** INFORMATION SUPPLIED **
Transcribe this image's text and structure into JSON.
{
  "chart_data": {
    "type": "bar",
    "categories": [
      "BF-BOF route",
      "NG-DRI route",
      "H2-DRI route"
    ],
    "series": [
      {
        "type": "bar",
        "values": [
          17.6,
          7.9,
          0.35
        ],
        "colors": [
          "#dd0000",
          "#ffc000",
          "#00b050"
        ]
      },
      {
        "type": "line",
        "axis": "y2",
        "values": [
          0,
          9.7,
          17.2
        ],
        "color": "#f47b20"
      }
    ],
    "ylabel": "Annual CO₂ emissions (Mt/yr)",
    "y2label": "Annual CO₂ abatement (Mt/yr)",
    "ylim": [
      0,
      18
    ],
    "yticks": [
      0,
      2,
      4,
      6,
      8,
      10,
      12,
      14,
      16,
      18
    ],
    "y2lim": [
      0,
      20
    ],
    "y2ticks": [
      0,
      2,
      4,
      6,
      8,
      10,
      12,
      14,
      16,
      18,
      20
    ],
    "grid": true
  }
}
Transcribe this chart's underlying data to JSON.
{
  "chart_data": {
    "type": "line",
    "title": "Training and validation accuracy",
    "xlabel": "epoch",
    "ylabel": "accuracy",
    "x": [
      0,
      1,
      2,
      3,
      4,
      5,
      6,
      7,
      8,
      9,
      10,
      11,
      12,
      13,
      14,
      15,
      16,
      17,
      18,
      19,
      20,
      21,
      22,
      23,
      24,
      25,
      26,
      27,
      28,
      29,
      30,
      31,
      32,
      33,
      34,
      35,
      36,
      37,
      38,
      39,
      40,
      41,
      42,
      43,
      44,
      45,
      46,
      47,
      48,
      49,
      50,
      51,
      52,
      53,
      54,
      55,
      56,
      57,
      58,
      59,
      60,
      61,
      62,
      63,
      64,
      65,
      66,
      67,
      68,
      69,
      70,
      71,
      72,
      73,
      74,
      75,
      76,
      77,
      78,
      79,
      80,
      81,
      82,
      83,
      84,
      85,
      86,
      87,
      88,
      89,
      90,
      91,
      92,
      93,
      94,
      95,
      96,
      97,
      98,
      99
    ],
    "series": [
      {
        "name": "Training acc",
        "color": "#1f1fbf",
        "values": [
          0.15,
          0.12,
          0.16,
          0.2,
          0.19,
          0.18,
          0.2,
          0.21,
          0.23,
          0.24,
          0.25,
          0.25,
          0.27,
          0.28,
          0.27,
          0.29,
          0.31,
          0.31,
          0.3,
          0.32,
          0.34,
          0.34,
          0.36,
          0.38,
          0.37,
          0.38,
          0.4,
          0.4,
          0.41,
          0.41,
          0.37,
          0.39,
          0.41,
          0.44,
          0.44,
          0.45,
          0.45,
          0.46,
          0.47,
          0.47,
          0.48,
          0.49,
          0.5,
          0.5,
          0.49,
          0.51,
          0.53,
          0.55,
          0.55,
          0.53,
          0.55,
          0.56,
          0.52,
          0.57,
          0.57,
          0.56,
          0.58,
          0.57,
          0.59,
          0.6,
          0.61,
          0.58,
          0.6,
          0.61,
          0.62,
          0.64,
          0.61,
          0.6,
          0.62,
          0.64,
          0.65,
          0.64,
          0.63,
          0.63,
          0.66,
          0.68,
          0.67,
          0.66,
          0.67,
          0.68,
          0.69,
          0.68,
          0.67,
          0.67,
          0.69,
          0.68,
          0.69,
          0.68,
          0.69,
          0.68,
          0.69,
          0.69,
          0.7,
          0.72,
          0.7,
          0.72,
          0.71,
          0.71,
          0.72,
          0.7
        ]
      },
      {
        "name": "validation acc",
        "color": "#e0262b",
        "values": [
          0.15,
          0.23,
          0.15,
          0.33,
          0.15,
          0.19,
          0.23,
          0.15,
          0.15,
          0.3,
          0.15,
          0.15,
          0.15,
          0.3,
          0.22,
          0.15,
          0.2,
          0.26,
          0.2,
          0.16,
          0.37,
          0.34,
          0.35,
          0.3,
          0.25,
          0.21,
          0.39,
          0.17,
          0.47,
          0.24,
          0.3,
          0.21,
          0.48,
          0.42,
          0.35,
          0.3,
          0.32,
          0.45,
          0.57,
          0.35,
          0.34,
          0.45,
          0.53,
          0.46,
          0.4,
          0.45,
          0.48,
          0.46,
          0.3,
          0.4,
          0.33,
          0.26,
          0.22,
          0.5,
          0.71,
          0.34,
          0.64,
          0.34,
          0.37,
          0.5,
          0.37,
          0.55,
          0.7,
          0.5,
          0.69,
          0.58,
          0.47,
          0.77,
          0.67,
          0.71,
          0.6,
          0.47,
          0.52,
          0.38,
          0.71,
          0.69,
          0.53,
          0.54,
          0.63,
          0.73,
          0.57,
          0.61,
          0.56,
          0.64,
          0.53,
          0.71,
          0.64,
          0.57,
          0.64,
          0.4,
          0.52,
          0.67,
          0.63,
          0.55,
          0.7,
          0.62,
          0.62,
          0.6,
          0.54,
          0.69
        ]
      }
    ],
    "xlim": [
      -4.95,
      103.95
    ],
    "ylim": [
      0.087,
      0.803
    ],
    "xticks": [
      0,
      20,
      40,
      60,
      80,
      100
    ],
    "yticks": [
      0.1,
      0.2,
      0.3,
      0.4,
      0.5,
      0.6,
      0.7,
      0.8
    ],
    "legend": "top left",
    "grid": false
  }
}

** EXERCISE DETAILS **
Word for word, quote all of the data above.

** ANSWER TO THE PROBLEM **
Transcribe this image's text and structure into JSON.
{
  "chart_data": {
    "type": "bar",
    "categories": [
      "BF-BOF route",
      "NG-DRI route",
      "H2-DRI route"
    ],
    "series": [
      {
        "type": "bar",
        "values": [
          17.6,
          7.9,
          0.35
        ],
        "colors": [
          "#dd0000",
          "#ffc000",
          "#00b050"
        ]
      },
      {
        "type": "line",
        "axis": "y2",
        "values": [
          0,
          9.7,
          17.2
        ],
        "color": "#f47b20"
      }
    ],
    "ylabel": "Annual CO₂ emissions (Mt/yr)",
    "y2label": "Annual CO₂ abatement (Mt/yr)",
    "ylim": [
      0,
      18
    ],
    "yticks": [
      0,
      2,
      4,
      6,
      8,
      10,
      12,
      14,
      16,
      18
    ],
    "y2lim": [
      0,
      20
    ],
    "y2ticks": [
      0,
      2,
      4,
      6,
      8,
      10,
      12,
      14,
      16,
      18,
      20
    ],
    "grid": true
  }
}
Transcribe this chart's underlying data to JSON.
{
  "chart_data": {
    "type": "line",
    "title": "Training and validation accuracy",
    "xlabel": "epoch",
    "ylabel": "accuracy",
    "x": [
      0,
      1,
      2,
      3,
      4,
      5,
      6,
      7,
      8,
      9,
      10,
      11,
      12,
      13,
      14,
      15,
      16,
      17,
      18,
      19,
      20,
      21,
      22,
      23,
      24,
      25,
      26,
      27,
      28,
      29,
      30,
      31,
      32,
      33,
      34,
      35,
      36,
      37,
      38,
      39,
      40,
      41,
      42,
      43,
      44,
      45,
      46,
      47,
      48,
      49,
      50,
      51,
      52,
      53,
      54,
      55,
      56,
      57,
      58,
      59,
      60,
      61,
      62,
      63,
      64,
      65,
      66,
      67,
      68,
      69,
      70,
      71,
      72,
      73,
      74,
      75,
      76,
      77,
      78,
      79,
      80,
      81,
      82,
      83,
      84,
      85,
      86,
      87,
      88,
      89,
      90,
      91,
      92,
      93,
      94,
      95,
      96,
      97,
      98,
      99
    ],
    "series": [
      {
        "name": "Training acc",
        "color": "#1f1fbf",
        "values": [
          0.15,
          0.12,
          0.16,
          0.2,
          0.19,
          0.18,
          0.2,
          0.21,
          0.23,
          0.24,
          0.25,
          0.25,
          0.27,
          0.28,
          0.27,
          0.29,
          0.31,
          0.31,
          0.3,
          0.32,
          0.34,
          0.34,
          0.36,
          0.38,
          0.37,
          0.38,
          0.4,
          0.4,
          0.41,
          0.41,
          0.37,
          0.39,
          0.41,
          0.44,
          0.44,
          0.45,
          0.45,
          0.46,
          0.47,
          0.47,
          0.48,
          0.49,
          0.5,
          0.5,
          0.49,
          0.51,
          0.53,
          0.55,
          0.55,
          0.53,
          0.55,
          0.56,
          0.52,
          0.57,
          0.57,
          0.56,
          0.58,
          0.57,
          0.59,
          0.6,
          0.61,
          0.58,
          0.6,
          0.61,
          0.62,
          0.64,
          0.61,
          0.6,
          0.62,
          0.64,
          0.65,
          0.64,
          0.63,
          0.63,
          0.66,
          0.68,
          0.67,
          0.66,
          0.67,
          0.68,
          0.69,
          0.68,
          0.67,
          0.67,
          0.69,
          0.68,
          0.69,
          0.68,
          0.69,
          0.68,
          0.69,
          0.69,
          0.7,
          0.72,
          0.7,
          0.72,
          0.71,
          0.71,
          0.72,
          0.7
        ]
      },
      {
        "name": "validation acc",
        "color": "#e0262b",
        "values": [
          0.15,
          0.23,
          0.15,
          0.33,
          0.15,
          0.19,
          0.23,
          0.15,
          0.15,
          0.3,
          0.15,
          0.15,
          0.15,
          0.3,
          0.22,
          0.15,
          0.2,
          0.26,
          0.2,
          0.16,
          0.37,
          0.34,
          0.35,
          0.3,
          0.25,
          0.21,
          0.39,
          0.17,
          0.47,
          0.24,
          0.3,
          0.21,
          0.48,
          0.42,
          0.35,
          0.3,
          0.32,
          0.45,
          0.57,
          0.35,
          0.34,
          0.45,
          0.53,
          0.46,
          0.4,
          0.45,
          0.48,
          0.46,
          0.3,
          0.4,
          0.33,
          0.26,
          0.22,
          0.5,
          0.71,
          0.34,
          0.64,
          0.34,
          0.37,
          0.5,
          0.37,
          0.55,
          0.7,
          0.5,
          0.69,
          0.58,
          0.47,
          0.77,
          0.67,
          0.71,
          0.6,
          0.47,
          0.52,
          0.38,
          0.71,
          0.69,
          0.53,
          0.54,
          0.63,
          0.73,
          0.57,
          0.61,
          0.56,
          0.64,
          0.53,
          0.71,
          0.64,
          0.57,
          0.64,
          0.4,
          0.52,
          0.67,
          0.63,
          0.55,
          0.7,
          0.62,
          0.62,
          0.6,
          0.54,
          0.69
        ]
      }
    ],
    "xlim": [
      -4.95,
      103.95
    ],
    "ylim": [
      0.087,
      0.803
    ],
    "xticks": [
      0,
      20,
      40,
      60,
      80,
      100
    ],
    "yticks": [
      0.1,
      0.2,
      0.3,
      0.4,
      0.5,
      0.6,
      0.7,
      0.8
    ],
    "legend": "top left",
    "grid": false
  }
}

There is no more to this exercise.